- _TASK OBJECTIVE_: Determine how many lines contain the string "this". Respond with that number and nothing more.

- _PROVIDED ENTRIES_:

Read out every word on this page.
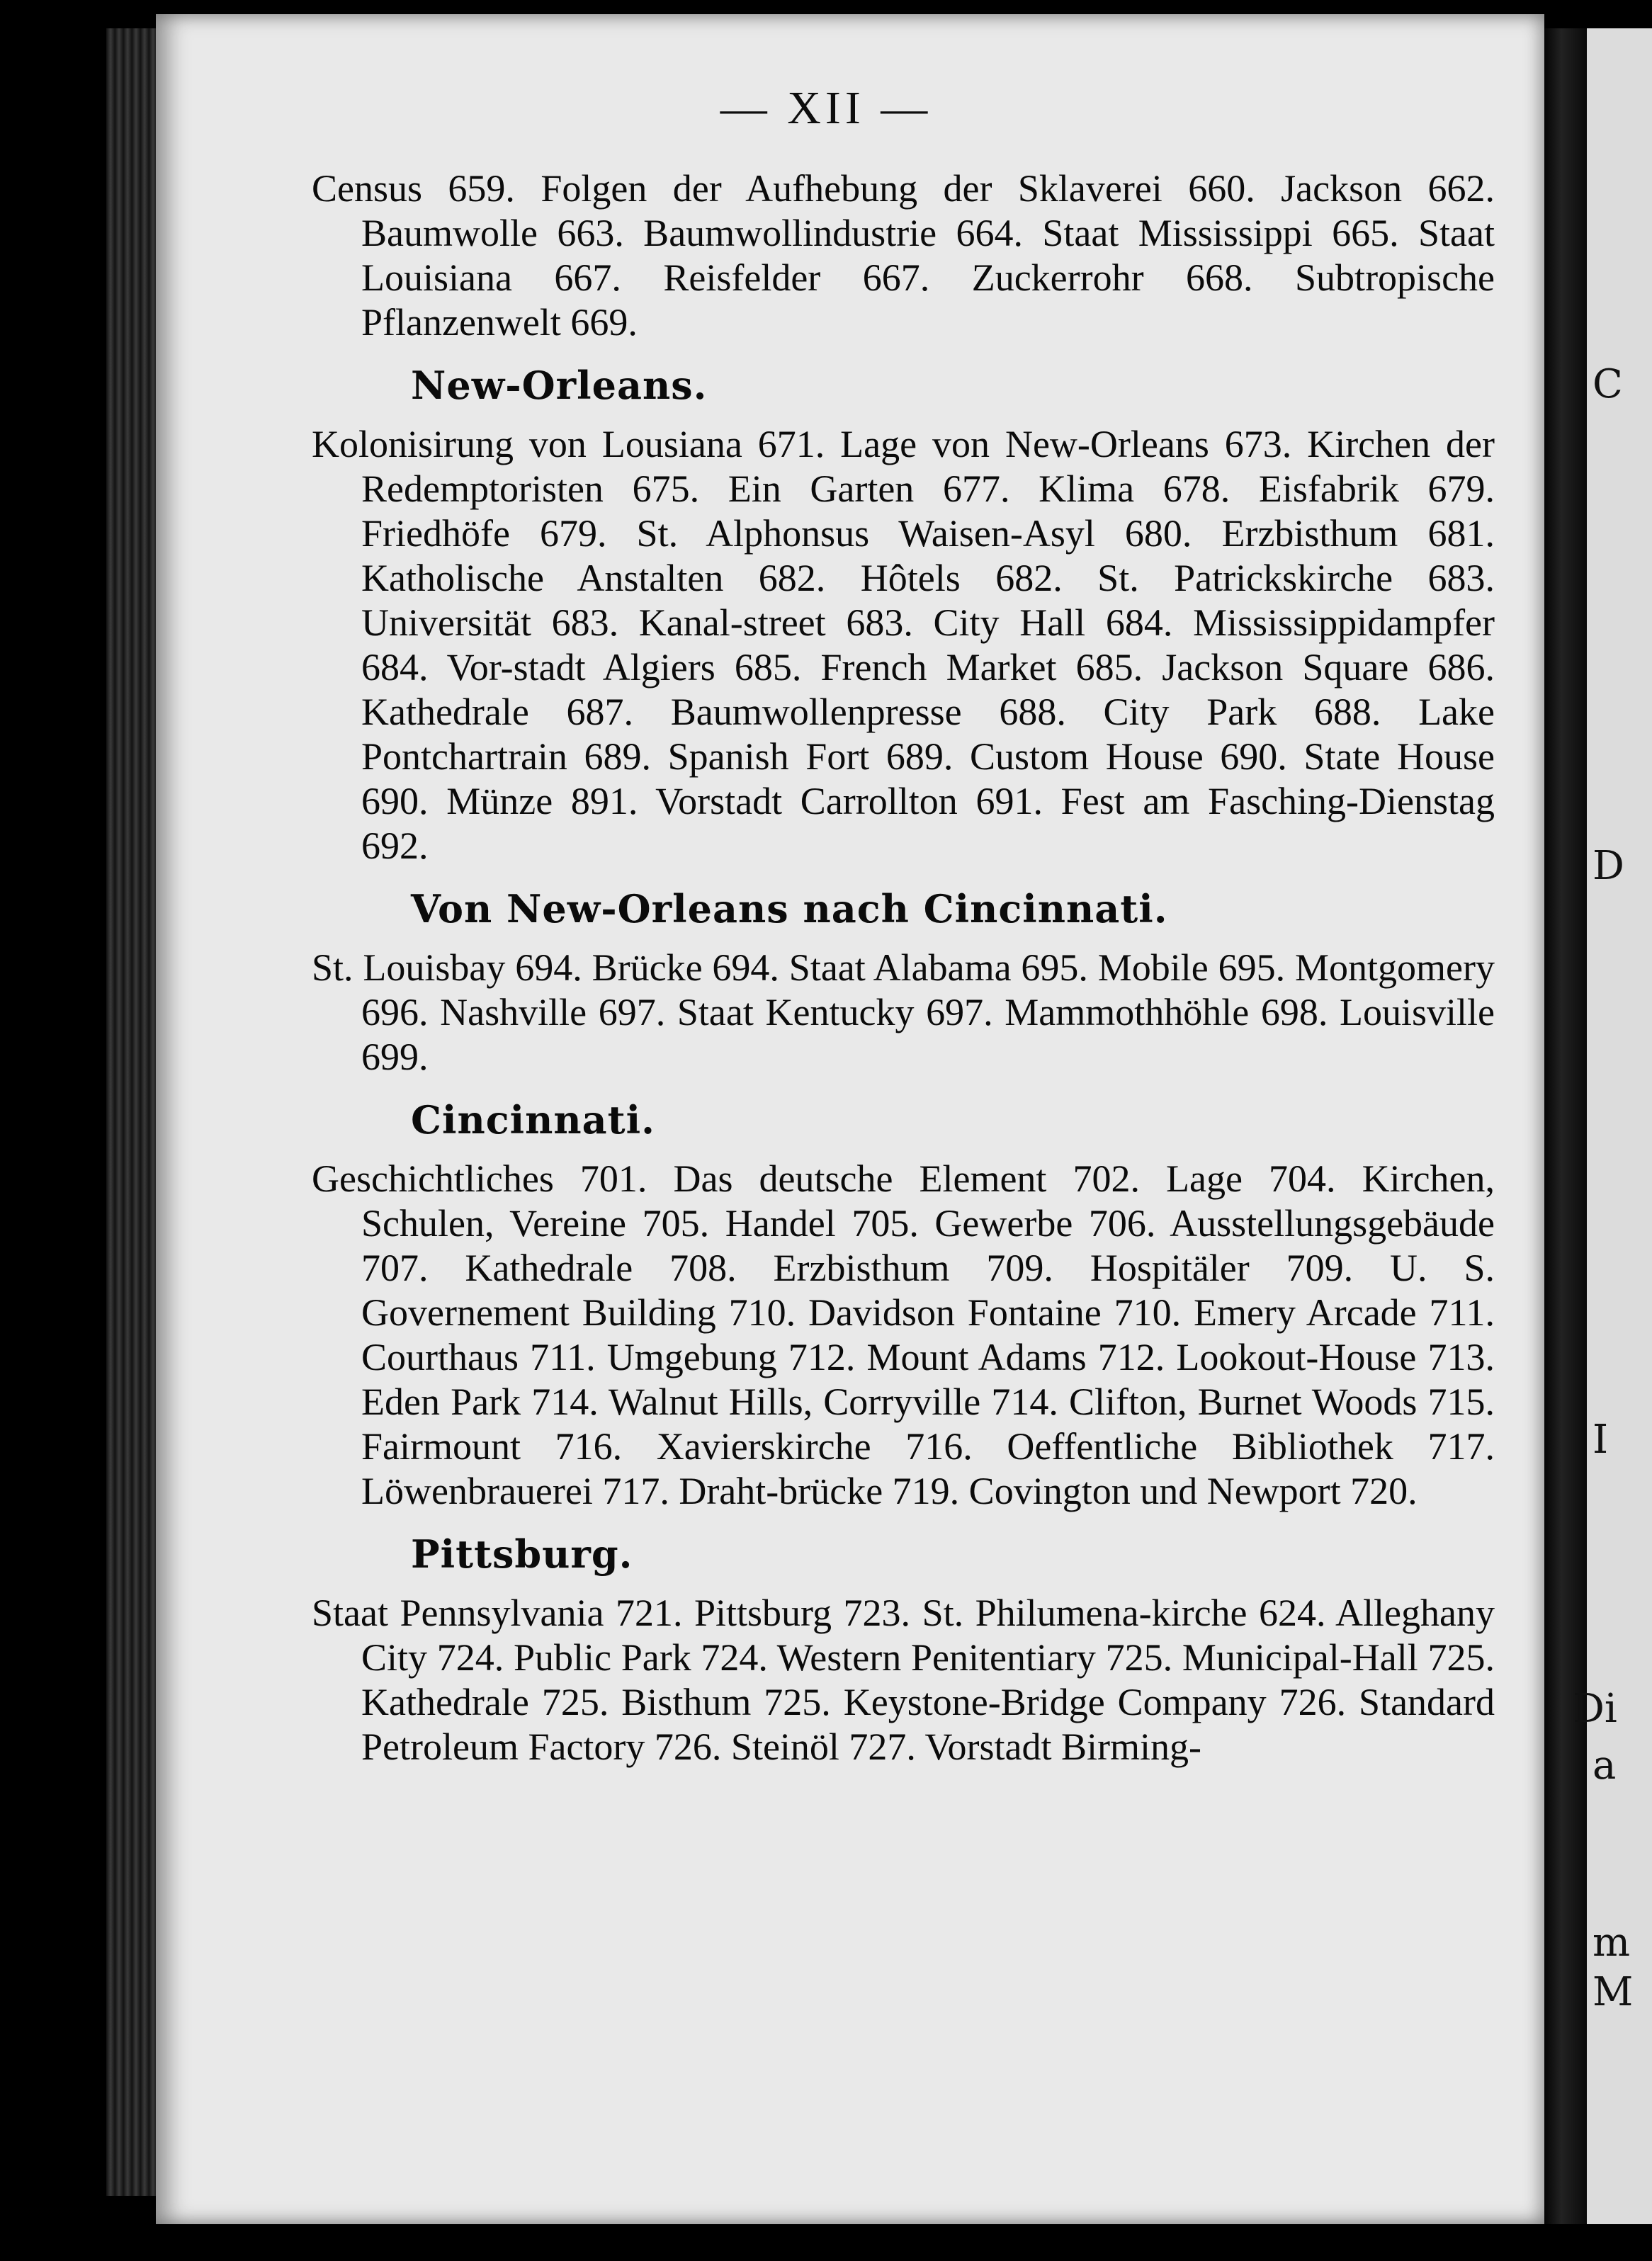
C
D
I
Di
a
m
M
— XII —

Census 659. Folgen der Aufhebung der Sklaverei 660. Jackson 662. Baumwolle 663. Baumwollindustrie 664. Staat Mississippi 665. Staat Louisiana 667. Reisfelder 667. Zuckerrohr 668. Subtropische Pflanzenwelt 669.

New-Orleans.

Kolonisirung von Lousiana 671. Lage von New-Orleans 673. Kirchen der Redemptoristen 675. Ein Garten 677. Klima 678. Eisfabrik 679. Friedhöfe 679. St. Alphonsus Waisen-Asyl 680. Erzbisthum 681. Katholische Anstalten 682. Hôtels 682. St. Patrickskirche 683. Universität 683. Kanal-street 683. City Hall 684. Mississippidampfer 684. Vor-stadt Algiers 685. French Market 685. Jackson Square 686. Kathedrale 687. Baumwollenpresse 688. City Park 688. Lake Pontchartrain 689. Spanish Fort 689. Custom House 690. State House 690. Münze 891. Vorstadt Carrollton 691. Fest am Fasching-Dienstag 692.

Von New-Orleans nach Cincinnati.

St. Louisbay 694. Brücke 694. Staat Alabama 695. Mobile 695. Montgomery 696. Nashville 697. Staat Kentucky 697. Mammothhöhle 698. Louisville 699.

Cincinnati.

Geschichtliches 701. Das deutsche Element 702. Lage 704. Kirchen, Schulen, Vereine 705. Handel 705. Gewerbe 706. Ausstellungsgebäude 707. Kathedrale 708. Erzbisthum 709. Hospitäler 709. U. S. Governement Building 710. Davidson Fontaine 710. Emery Arcade 711. Courthaus 711. Umgebung 712. Mount Adams 712. Lookout-House 713. Eden Park 714. Walnut Hills, Corryville 714. Clifton, Burnet Woods 715. Fairmount 716. Xavierskirche 716. Oeffentliche Bibliothek 717. Löwenbrauerei 717. Draht-brücke 719. Covington und Newport 720.

Pittsburg.

Staat Pennsylvania 721. Pittsburg 723. St. Philumena-kirche 624. Alleghany City 724. Public Park 724. Western Penitentiary 725. Municipal-Hall 725. Kathedrale 725. Bisthum 725. Keystone-Bridge Company 726. Standard Petroleum Factory 726. Steinöl 727. Vorstadt Birming-
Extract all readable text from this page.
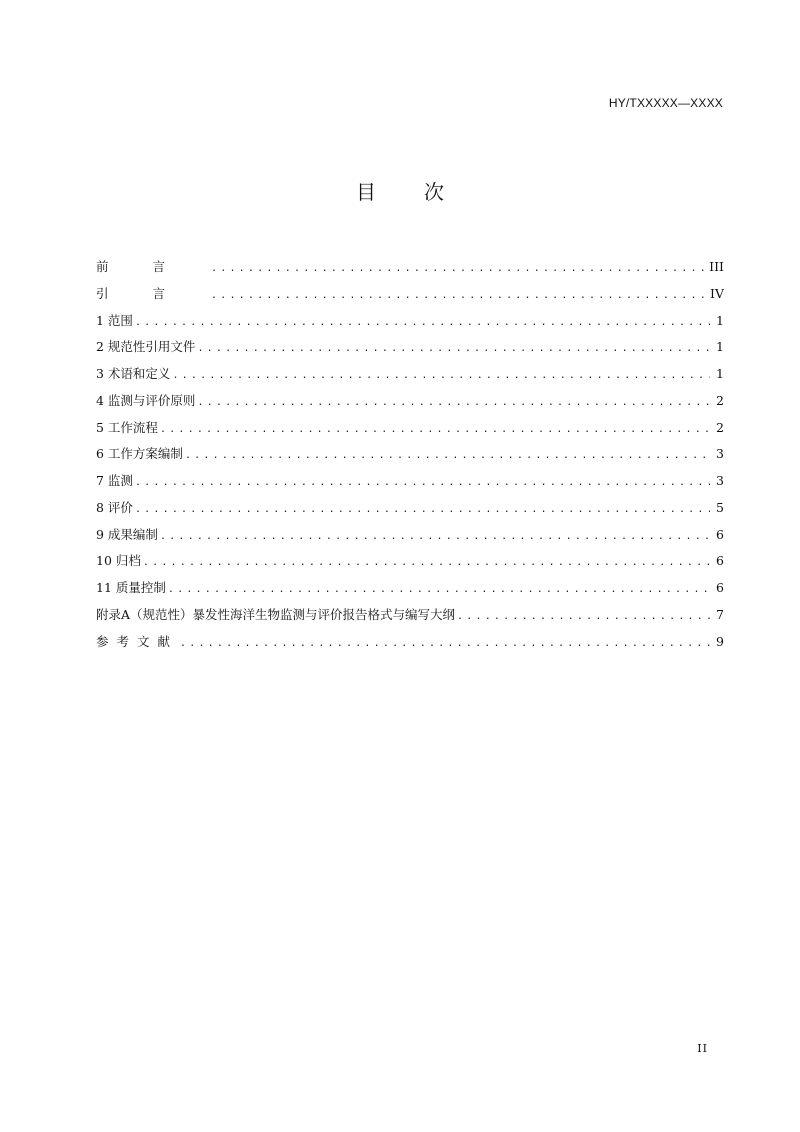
HY/TXXXXX—XXXX
目 次
前言 .....	III
引言 .....	IV
1 范围 .....	1
2 规范性引用文件 .....	1
3 术语和定义 .....	1
4 监测与评价原则 .....	2
5 工作流程 .....	2
6 工作方案编制 .....	3
7 监测 .....	3
8 评价 .....	5
9 成果编制 .....	6
10 归档 .....	6
11 质量控制 .....	6
附录A（规范性）暴发性海洋生物监测与评价报告格式与编写大纲 .....	7
参考文献 .....	9
II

- _ANSWER TO THE TASK_: 2